■ THE INPUT
****************************************
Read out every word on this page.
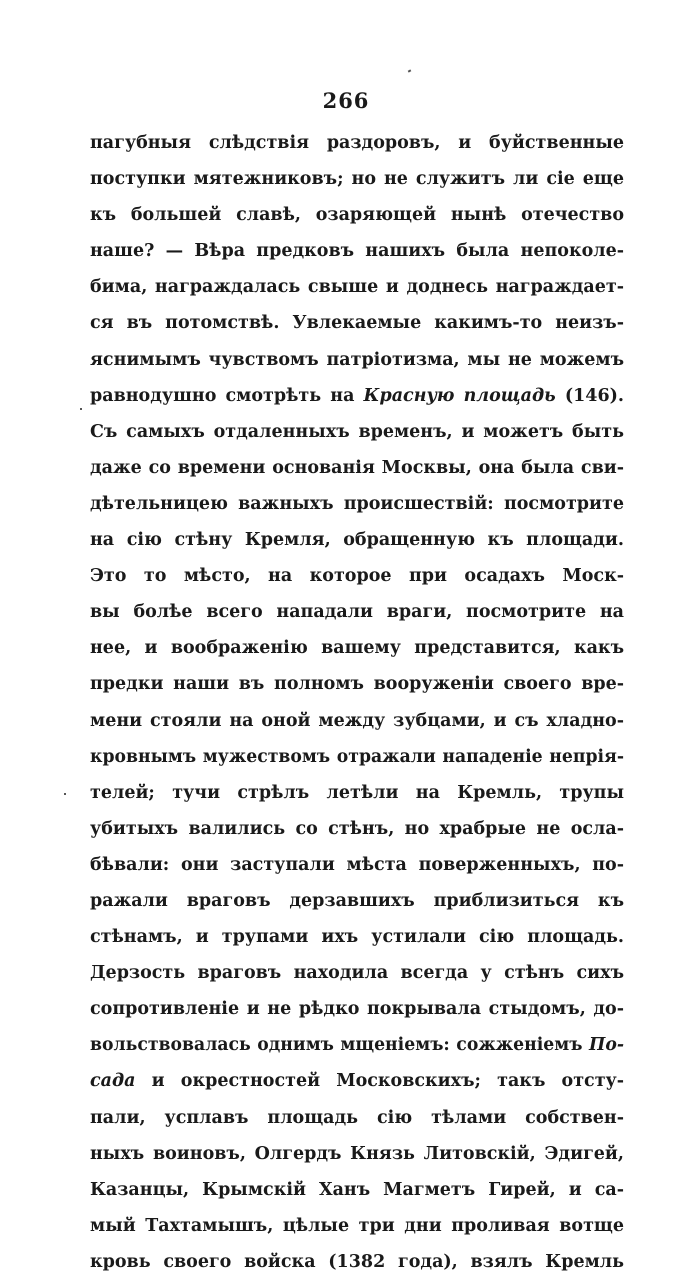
266
пагубныя слѣдствія раздоровъ, и буйственные
поступки мятежниковъ; но не служитъ ли сіе еще
къ большей славѣ, озаряющей нынѣ отечество
наше? — Вѣра предковъ нашихъ была непоколе-
бима, награждалась свыше и доднесь награждает-
ся въ потомствѣ. Увлекаемые какимъ-то неизъ-
яснимымъ чувствомъ патріотизма, мы не можемъ
равнодушно смотрѣть на Красную площадь (146).
Съ самыхъ отдаленныхъ временъ, и можетъ быть
даже со времени основанія Москвы, она была сви-
дѣтельницею важныхъ происшествій: посмотрите
на сію стѣну Кремля, обращенную къ площади.
Это то мѣсто, на которое при осадахъ Моск-
вы болѣе всего нападали враги, посмотрите на
нее, и воображенію вашему представится, какъ
предки наши въ полномъ вооруженіи своего вре-
мени стояли на оной между зубцами, и съ хладно-
кровнымъ мужествомъ отражали нападеніе непрія-
телей; тучи стрѣлъ летѣли на Кремль, трупы
убитыхъ валились со стѣнъ, но храбрые не осла-
бѣвали: они заступали мѣста поверженныхъ, по-
ражали враговъ дерзавшихъ приблизиться къ
стѣнамъ, и трупами ихъ устилали сію площадь.
Дерзость враговъ находила всегда у стѣнъ сихъ
сопротивленіе и не рѣдко покрывала стыдомъ, до-
вольствовалась однимъ мщеніемъ: сожженіемъ По-
сада и окрестностей Московскихъ; такъ отсту-
пали, усплавъ площадь сію тѣлами собствен-
ныхъ воиновъ, Олгердъ Князь Литовскій, Эдигей,
Казанцы, Крымскій Ханъ Магметъ Гирей, и са-
мый Тахтамышъ, цѣлые три дни проливая вотще
кровь своего войска (1382 года), взялъ Кремль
****************************************
■ SHORT TASK
Reproduce the full material exactly, excluding the pictures.

■ WRITTEN RESPONSE
Read out every word on this page.
266
пагубныя слѣдствія раздоровъ, и буйственные
поступки мятежниковъ; но не служитъ ли сіе еще
къ большей славѣ, озаряющей нынѣ отечество
наше? — Вѣра предковъ нашихъ была непоколе-
бима, награждалась свыше и доднесь награждает-
ся въ потомствѣ. Увлекаемые какимъ-то неизъ-
яснимымъ чувствомъ патріотизма, мы не можемъ
равнодушно смотрѣть на Красную площадь (146).
Съ самыхъ отдаленныхъ временъ, и можетъ быть
даже со времени основанія Москвы, она была сви-
дѣтельницею важныхъ происшествій: посмотрите
на сію стѣну Кремля, обращенную къ площади.
Это то мѣсто, на которое при осадахъ Моск-
вы болѣе всего нападали враги, посмотрите на
нее, и воображенію вашему представится, какъ
предки наши въ полномъ вооруженіи своего вре-
мени стояли на оной между зубцами, и съ хладно-
кровнымъ мужествомъ отражали нападеніе непрія-
телей; тучи стрѣлъ летѣли на Кремль, трупы
убитыхъ валились со стѣнъ, но храбрые не осла-
бѣвали: они заступали мѣста поверженныхъ, по-
ражали враговъ дерзавшихъ приблизиться къ
стѣнамъ, и трупами ихъ устилали сію площадь.
Дерзость враговъ находила всегда у стѣнъ сихъ
сопротивленіе и не рѣдко покрывала стыдомъ, до-
вольствовалась однимъ мщеніемъ: сожженіемъ По-
сада и окрестностей Московскихъ; такъ отсту-
пали, усплавъ площадь сію тѣлами собствен-
ныхъ воиновъ, Олгердъ Князь Литовскій, Эдигей,
Казанцы, Крымскій Ханъ Магметъ Гирей, и са-
мый Тахтамышъ, цѣлые три дни проливая вотще
кровь своего войска (1382 года), взялъ Кремль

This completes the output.